* [Stated goal]
Write out the whole listing again, exactly as given.

___ Dataset content

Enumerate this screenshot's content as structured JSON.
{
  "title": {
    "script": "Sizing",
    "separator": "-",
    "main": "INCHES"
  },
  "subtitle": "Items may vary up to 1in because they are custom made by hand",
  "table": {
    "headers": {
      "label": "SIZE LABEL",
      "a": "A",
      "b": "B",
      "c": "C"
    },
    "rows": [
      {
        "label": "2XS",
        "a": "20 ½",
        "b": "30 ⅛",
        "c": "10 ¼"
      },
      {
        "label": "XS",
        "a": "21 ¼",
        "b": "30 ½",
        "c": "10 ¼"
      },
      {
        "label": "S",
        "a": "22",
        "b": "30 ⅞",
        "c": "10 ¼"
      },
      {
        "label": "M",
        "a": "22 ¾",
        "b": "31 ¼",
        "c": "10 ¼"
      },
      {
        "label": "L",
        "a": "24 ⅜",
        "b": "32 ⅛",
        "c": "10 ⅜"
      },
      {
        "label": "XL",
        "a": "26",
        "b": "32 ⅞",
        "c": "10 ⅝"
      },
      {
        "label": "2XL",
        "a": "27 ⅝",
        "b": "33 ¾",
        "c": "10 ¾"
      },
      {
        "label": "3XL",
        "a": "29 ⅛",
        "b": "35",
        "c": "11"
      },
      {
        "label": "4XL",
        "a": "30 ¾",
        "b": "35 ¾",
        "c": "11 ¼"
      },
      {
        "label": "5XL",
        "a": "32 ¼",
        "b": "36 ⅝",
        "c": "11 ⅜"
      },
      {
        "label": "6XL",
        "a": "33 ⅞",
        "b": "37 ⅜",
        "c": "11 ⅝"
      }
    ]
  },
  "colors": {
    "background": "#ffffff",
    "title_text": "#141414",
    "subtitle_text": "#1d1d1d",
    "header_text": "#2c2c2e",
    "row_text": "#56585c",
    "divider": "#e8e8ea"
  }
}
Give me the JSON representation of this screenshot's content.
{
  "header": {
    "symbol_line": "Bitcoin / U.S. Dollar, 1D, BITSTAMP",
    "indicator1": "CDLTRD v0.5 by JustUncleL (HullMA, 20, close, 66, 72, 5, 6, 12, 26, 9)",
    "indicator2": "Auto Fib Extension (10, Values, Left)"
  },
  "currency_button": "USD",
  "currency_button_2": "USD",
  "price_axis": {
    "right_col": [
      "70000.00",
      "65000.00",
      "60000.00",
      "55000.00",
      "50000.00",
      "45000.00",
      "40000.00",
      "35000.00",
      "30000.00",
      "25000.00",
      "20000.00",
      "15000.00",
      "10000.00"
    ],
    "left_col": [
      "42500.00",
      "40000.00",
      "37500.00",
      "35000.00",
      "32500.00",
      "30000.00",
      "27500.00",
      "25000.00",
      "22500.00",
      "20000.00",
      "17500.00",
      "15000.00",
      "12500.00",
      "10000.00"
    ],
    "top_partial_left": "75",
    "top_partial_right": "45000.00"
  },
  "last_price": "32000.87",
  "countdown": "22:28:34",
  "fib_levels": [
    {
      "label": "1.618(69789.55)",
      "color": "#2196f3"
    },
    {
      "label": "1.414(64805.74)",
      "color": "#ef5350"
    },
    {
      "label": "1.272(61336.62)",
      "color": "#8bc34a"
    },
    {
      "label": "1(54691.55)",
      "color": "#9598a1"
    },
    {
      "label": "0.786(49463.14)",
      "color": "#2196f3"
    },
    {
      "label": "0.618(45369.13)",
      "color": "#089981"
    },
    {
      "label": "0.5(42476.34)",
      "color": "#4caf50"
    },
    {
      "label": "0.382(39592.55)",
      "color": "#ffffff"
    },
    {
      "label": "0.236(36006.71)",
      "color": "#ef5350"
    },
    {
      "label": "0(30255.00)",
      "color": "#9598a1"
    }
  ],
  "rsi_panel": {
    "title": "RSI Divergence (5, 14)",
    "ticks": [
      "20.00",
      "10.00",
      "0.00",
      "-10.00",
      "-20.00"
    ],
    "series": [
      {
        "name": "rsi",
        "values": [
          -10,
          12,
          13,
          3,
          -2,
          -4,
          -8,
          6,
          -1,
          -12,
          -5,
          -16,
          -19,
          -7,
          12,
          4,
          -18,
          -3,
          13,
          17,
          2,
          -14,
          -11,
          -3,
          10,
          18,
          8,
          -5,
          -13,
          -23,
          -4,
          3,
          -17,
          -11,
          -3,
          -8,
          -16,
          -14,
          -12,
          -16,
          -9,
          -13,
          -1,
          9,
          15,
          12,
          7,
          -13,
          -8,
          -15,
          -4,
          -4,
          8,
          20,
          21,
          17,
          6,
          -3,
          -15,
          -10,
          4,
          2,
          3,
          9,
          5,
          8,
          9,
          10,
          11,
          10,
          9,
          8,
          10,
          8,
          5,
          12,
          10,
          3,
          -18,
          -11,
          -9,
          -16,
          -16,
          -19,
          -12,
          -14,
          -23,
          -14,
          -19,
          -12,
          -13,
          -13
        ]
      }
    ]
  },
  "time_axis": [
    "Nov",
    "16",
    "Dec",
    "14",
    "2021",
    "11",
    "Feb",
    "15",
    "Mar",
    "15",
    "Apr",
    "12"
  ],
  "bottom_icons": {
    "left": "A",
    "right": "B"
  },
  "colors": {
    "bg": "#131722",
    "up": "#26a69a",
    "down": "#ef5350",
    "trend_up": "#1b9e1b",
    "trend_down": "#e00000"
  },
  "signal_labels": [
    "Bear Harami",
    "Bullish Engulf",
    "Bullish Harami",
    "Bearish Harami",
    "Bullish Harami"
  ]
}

______

* [Answer to the task]
Enumerate this screenshot's content as structured JSON.
{
  "title": {
    "script": "Sizing",
    "separator": "-",
    "main": "INCHES"
  },
  "subtitle": "Items may vary up to 1in because they are custom made by hand",
  "table": {
    "headers": {
      "label": "SIZE LABEL",
      "a": "A",
      "b": "B",
      "c": "C"
    },
    "rows": [
      {
        "label": "2XS",
        "a": "20 ½",
        "b": "30 ⅛",
        "c": "10 ¼"
      },
      {
        "label": "XS",
        "a": "21 ¼",
        "b": "30 ½",
        "c": "10 ¼"
      },
      {
        "label": "S",
        "a": "22",
        "b": "30 ⅞",
        "c": "10 ¼"
      },
      {
        "label": "M",
        "a": "22 ¾",
        "b": "31 ¼",
        "c": "10 ¼"
      },
      {
        "label": "L",
        "a": "24 ⅜",
        "b": "32 ⅛",
        "c": "10 ⅜"
      },
      {
        "label": "XL",
        "a": "26",
        "b": "32 ⅞",
        "c": "10 ⅝"
      },
      {
        "label": "2XL",
        "a": "27 ⅝",
        "b": "33 ¾",
        "c": "10 ¾"
      },
      {
        "label": "3XL",
        "a": "29 ⅛",
        "b": "35",
        "c": "11"
      },
      {
        "label": "4XL",
        "a": "30 ¾",
        "b": "35 ¾",
        "c": "11 ¼"
      },
      {
        "label": "5XL",
        "a": "32 ¼",
        "b": "36 ⅝",
        "c": "11 ⅜"
      },
      {
        "label": "6XL",
        "a": "33 ⅞",
        "b": "37 ⅜",
        "c": "11 ⅝"
      }
    ]
  },
  "colors": {
    "background": "#ffffff",
    "title_text": "#141414",
    "subtitle_text": "#1d1d1d",
    "header_text": "#2c2c2e",
    "row_text": "#56585c",
    "divider": "#e8e8ea"
  }
}
Give me the JSON representation of this screenshot's content.
{
  "header": {
    "symbol_line": "Bitcoin / U.S. Dollar, 1D, BITSTAMP",
    "indicator1": "CDLTRD v0.5 by JustUncleL (HullMA, 20, close, 66, 72, 5, 6, 12, 26, 9)",
    "indicator2": "Auto Fib Extension (10, Values, Left)"
  },
  "currency_button": "USD",
  "currency_button_2": "USD",
  "price_axis": {
    "right_col": [
      "70000.00",
      "65000.00",
      "60000.00",
      "55000.00",
      "50000.00",
      "45000.00",
      "40000.00",
      "35000.00",
      "30000.00",
      "25000.00",
      "20000.00",
      "15000.00",
      "10000.00"
    ],
    "left_col": [
      "42500.00",
      "40000.00",
      "37500.00",
      "35000.00",
      "32500.00",
      "30000.00",
      "27500.00",
      "25000.00",
      "22500.00",
      "20000.00",
      "17500.00",
      "15000.00",
      "12500.00",
      "10000.00"
    ],
    "top_partial_left": "75",
    "top_partial_right": "45000.00"
  },
  "last_price": "32000.87",
  "countdown": "22:28:34",
  "fib_levels": [
    {
      "label": "1.618(69789.55)",
      "color": "#2196f3"
    },
    {
      "label": "1.414(64805.74)",
      "color": "#ef5350"
    },
    {
      "label": "1.272(61336.62)",
      "color": "#8bc34a"
    },
    {
      "label": "1(54691.55)",
      "color": "#9598a1"
    },
    {
      "label": "0.786(49463.14)",
      "color": "#2196f3"
    },
    {
      "label": "0.618(45369.13)",
      "color": "#089981"
    },
    {
      "label": "0.5(42476.34)",
      "color": "#4caf50"
    },
    {
      "label": "0.382(39592.55)",
      "color": "#ffffff"
    },
    {
      "label": "0.236(36006.71)",
      "color": "#ef5350"
    },
    {
      "label": "0(30255.00)",
      "color": "#9598a1"
    }
  ],
  "rsi_panel": {
    "title": "RSI Divergence (5, 14)",
    "ticks": [
      "20.00",
      "10.00",
      "0.00",
      "-10.00",
      "-20.00"
    ],
    "series": [
      {
        "name": "rsi",
        "values": [
          -10,
          12,
          13,
          3,
          -2,
          -4,
          -8,
          6,
          -1,
          -12,
          -5,
          -16,
          -19,
          -7,
          12,
          4,
          -18,
          -3,
          13,
          17,
          2,
          -14,
          -11,
          -3,
          10,
          18,
          8,
          -5,
          -13,
          -23,
          -4,
          3,
          -17,
          -11,
          -3,
          -8,
          -16,
          -14,
          -12,
          -16,
          -9,
          -13,
          -1,
          9,
          15,
          12,
          7,
          -13,
          -8,
          -15,
          -4,
          -4,
          8,
          20,
          21,
          17,
          6,
          -3,
          -15,
          -10,
          4,
          2,
          3,
          9,
          5,
          8,
          9,
          10,
          11,
          10,
          9,
          8,
          10,
          8,
          5,
          12,
          10,
          3,
          -18,
          -11,
          -9,
          -16,
          -16,
          -19,
          -12,
          -14,
          -23,
          -14,
          -19,
          -12,
          -13,
          -13
        ]
      }
    ]
  },
  "time_axis": [
    "Nov",
    "16",
    "Dec",
    "14",
    "2021",
    "11",
    "Feb",
    "15",
    "Mar",
    "15",
    "Apr",
    "12"
  ],
  "bottom_icons": {
    "left": "A",
    "right": "B"
  },
  "colors": {
    "bg": "#131722",
    "up": "#26a69a",
    "down": "#ef5350",
    "trend_up": "#1b9e1b",
    "trend_down": "#e00000"
  },
  "signal_labels": [
    "Bear Harami",
    "Bullish Engulf",
    "Bullish Harami",
    "Bearish Harami",
    "Bullish Harami"
  ]
}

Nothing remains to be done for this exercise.